(The exercise) Faithfully return all lines, omitting every embedded picture.

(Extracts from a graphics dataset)
# # # #

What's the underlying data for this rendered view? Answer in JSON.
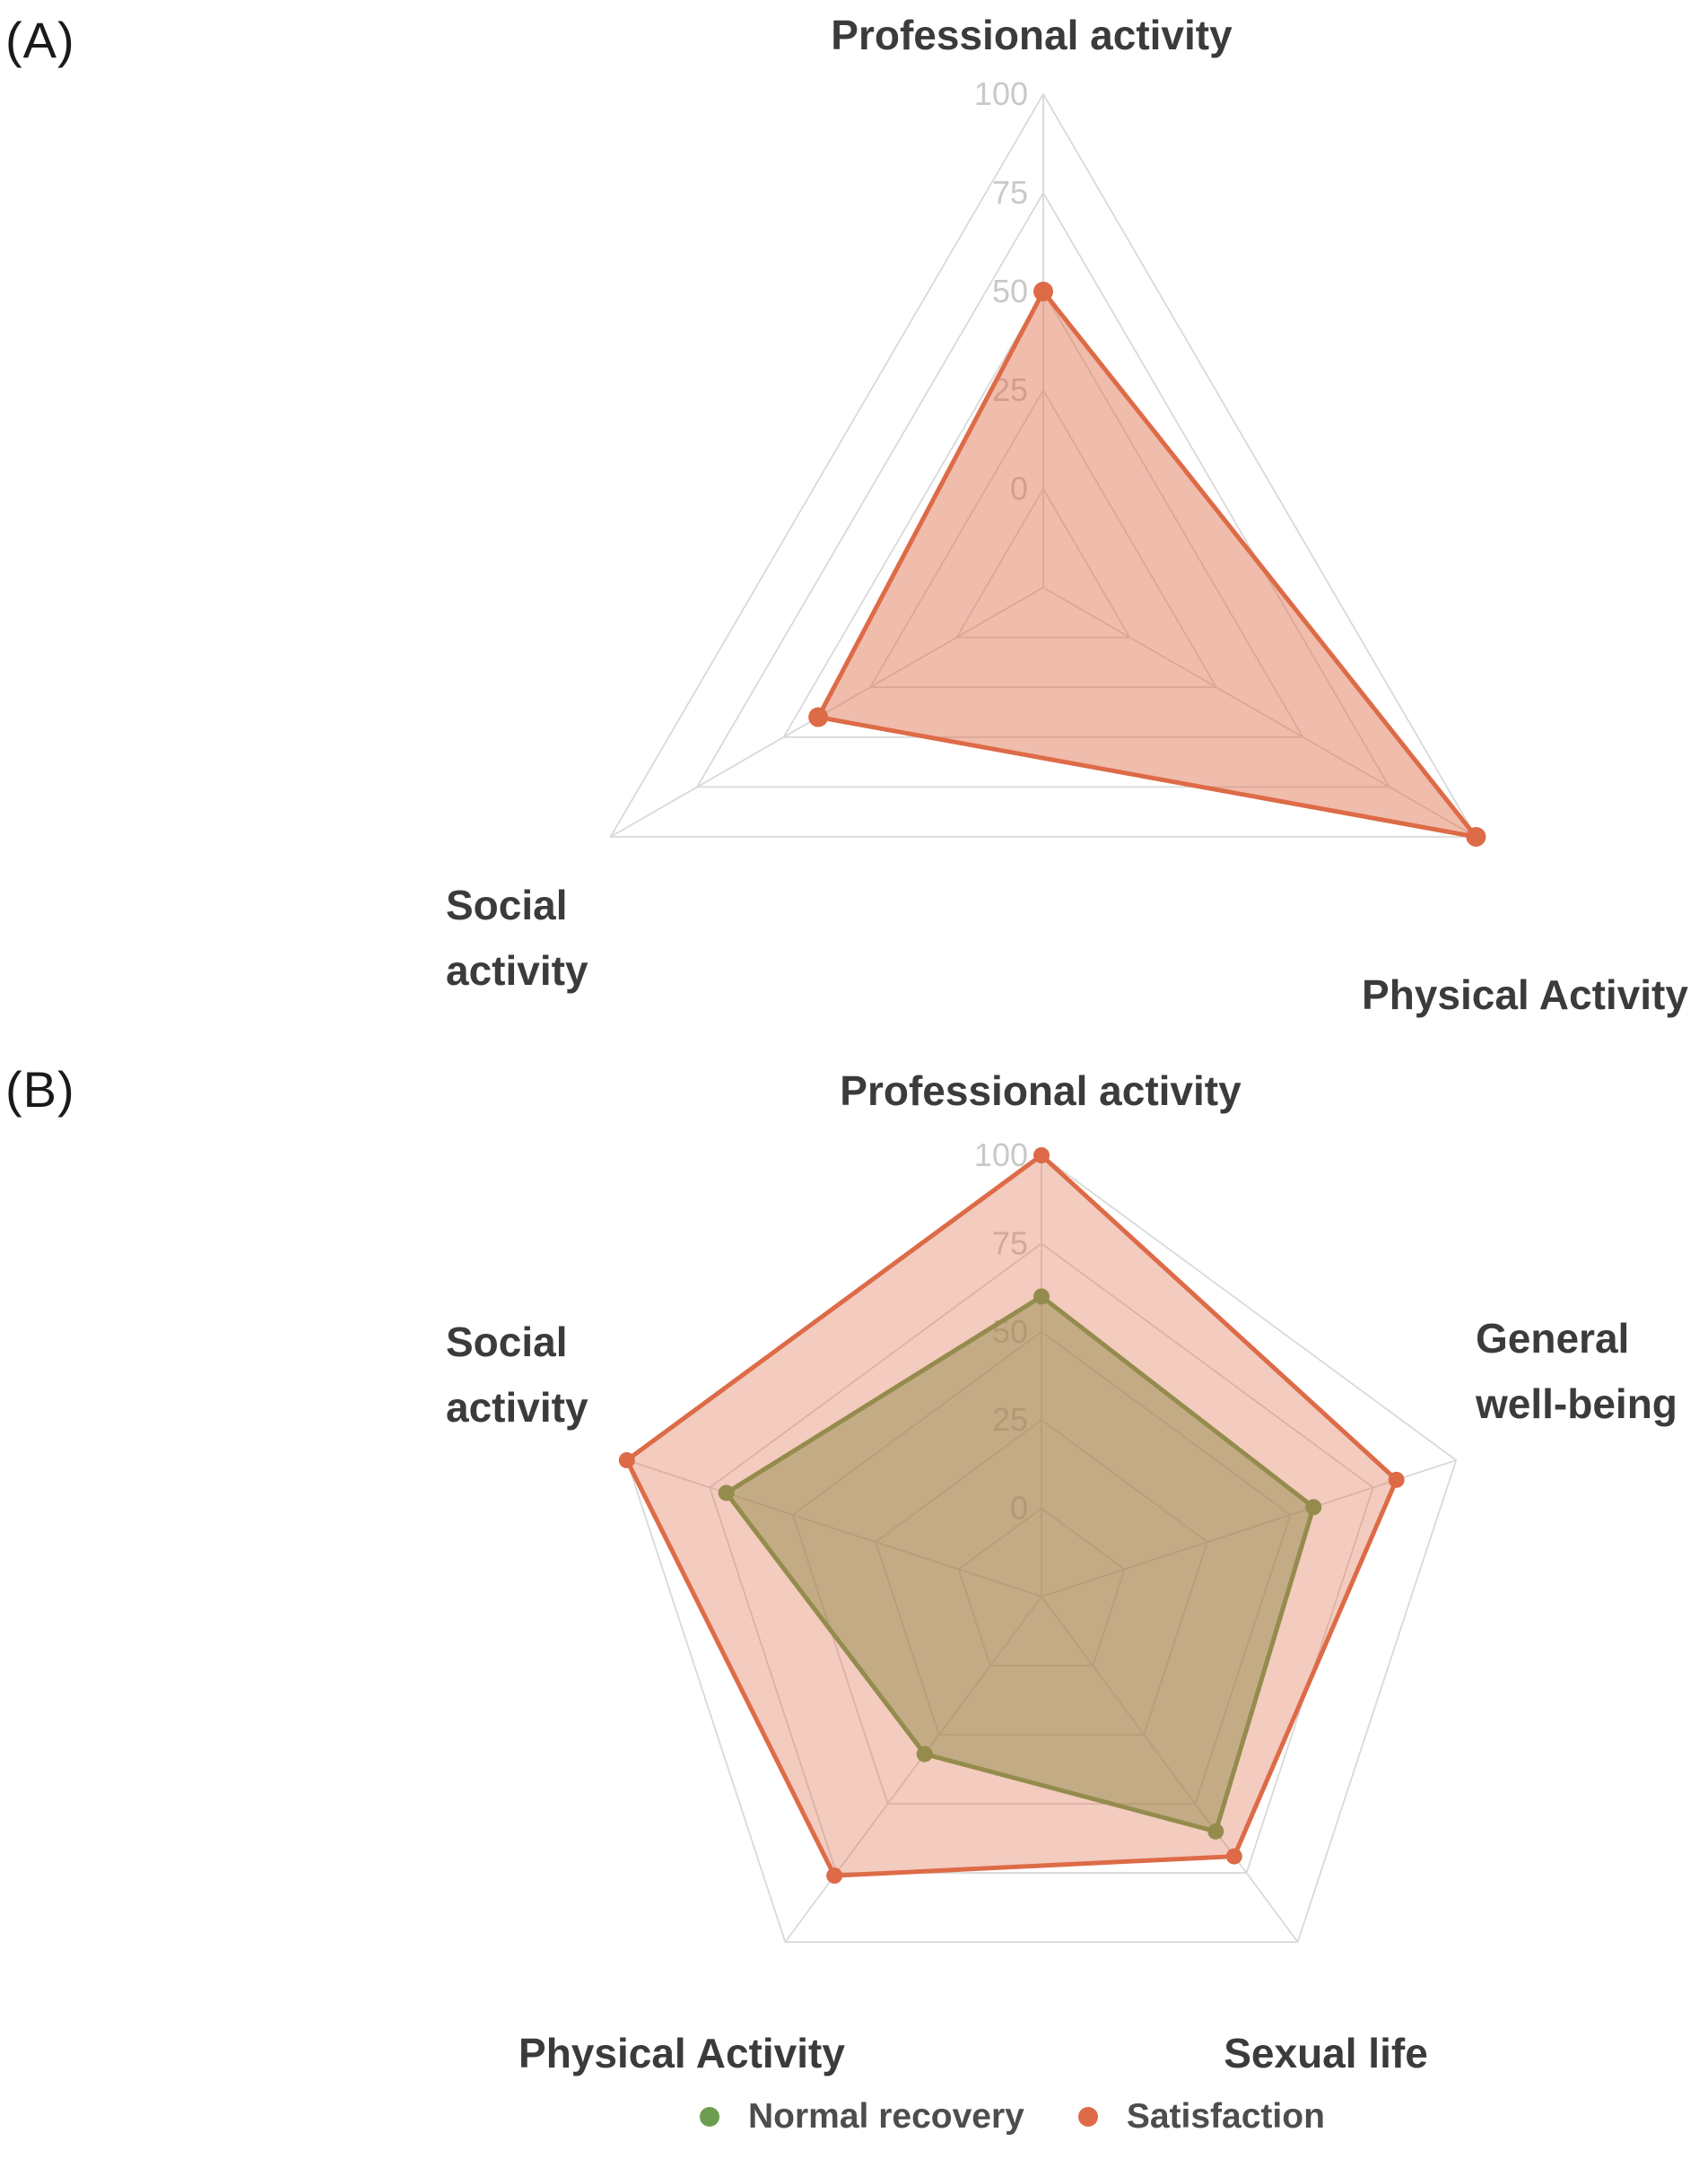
{
  "figure": {
    "panel_a_label": "(A)",
    "panel_b_label": "(B)"
  },
  "colors": {
    "background": "#ffffff",
    "grid": "#d9d9d9",
    "tick_label": "#c9c9c9",
    "category_label": "#3b3b3b",
    "legend_text": "#4d4d4d",
    "satisfaction": "#dd6b47",
    "normal_recovery": "#6d9e50"
  },
  "legend": {
    "items": [
      {
        "label": "Normal recovery",
        "color": "#6d9e50"
      },
      {
        "label": "Satisfaction",
        "color": "#dd6b47"
      }
    ]
  },
  "chart_data": [
    {
      "type": "radar",
      "panel": "A",
      "title": "",
      "categories": [
        "Professional activity",
        "Physical Activity",
        "Social activity"
      ],
      "series": [
        {
          "name": "Satisfaction",
          "color": "#dd6b47",
          "fill_opacity": 0.45,
          "marker": "dot",
          "values": [
            50,
            100,
            40
          ]
        }
      ],
      "axis": {
        "min": -25,
        "max": 100,
        "ticks": [
          0,
          25,
          50,
          75,
          100
        ]
      },
      "grid": true,
      "legend_position": "none"
    },
    {
      "type": "radar",
      "panel": "B",
      "title": "",
      "categories": [
        "Professional activity",
        "General well-being",
        "Sexual life",
        "Physical Activity",
        "Social activity"
      ],
      "series": [
        {
          "name": "Normal recovery",
          "color": "#6d9e50",
          "fill_opacity": 0.5,
          "marker": "dot",
          "values": [
            60,
            57,
            60,
            32,
            70
          ]
        },
        {
          "name": "Satisfaction",
          "color": "#dd6b47",
          "fill_opacity": 0.35,
          "marker": "dot",
          "values": [
            100,
            82,
            69,
            76,
            100
          ]
        }
      ],
      "axis": {
        "min": -25,
        "max": 100,
        "ticks": [
          0,
          25,
          50,
          75,
          100
        ]
      },
      "grid": true,
      "legend_position": "bottom"
    }
  ]
}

# # # #

(Final result)
What's the underlying data for this rendered view? Answer in JSON.
{
  "figure": {
    "panel_a_label": "(A)",
    "panel_b_label": "(B)"
  },
  "colors": {
    "background": "#ffffff",
    "grid": "#d9d9d9",
    "tick_label": "#c9c9c9",
    "category_label": "#3b3b3b",
    "legend_text": "#4d4d4d",
    "satisfaction": "#dd6b47",
    "normal_recovery": "#6d9e50"
  },
  "legend": {
    "items": [
      {
        "label": "Normal recovery",
        "color": "#6d9e50"
      },
      {
        "label": "Satisfaction",
        "color": "#dd6b47"
      }
    ]
  },
  "chart_data": [
    {
      "type": "radar",
      "panel": "A",
      "title": "",
      "categories": [
        "Professional activity",
        "Physical Activity",
        "Social activity"
      ],
      "series": [
        {
          "name": "Satisfaction",
          "color": "#dd6b47",
          "fill_opacity": 0.45,
          "marker": "dot",
          "values": [
            50,
            100,
            40
          ]
        }
      ],
      "axis": {
        "min": -25,
        "max": 100,
        "ticks": [
          0,
          25,
          50,
          75,
          100
        ]
      },
      "grid": true,
      "legend_position": "none"
    },
    {
      "type": "radar",
      "panel": "B",
      "title": "",
      "categories": [
        "Professional activity",
        "General well-being",
        "Sexual life",
        "Physical Activity",
        "Social activity"
      ],
      "series": [
        {
          "name": "Normal recovery",
          "color": "#6d9e50",
          "fill_opacity": 0.5,
          "marker": "dot",
          "values": [
            60,
            57,
            60,
            32,
            70
          ]
        },
        {
          "name": "Satisfaction",
          "color": "#dd6b47",
          "fill_opacity": 0.35,
          "marker": "dot",
          "values": [
            100,
            82,
            69,
            76,
            100
          ]
        }
      ],
      "axis": {
        "min": -25,
        "max": 100,
        "ticks": [
          0,
          25,
          50,
          75,
          100
        ]
      },
      "grid": true,
      "legend_position": "bottom"
    }
  ]
}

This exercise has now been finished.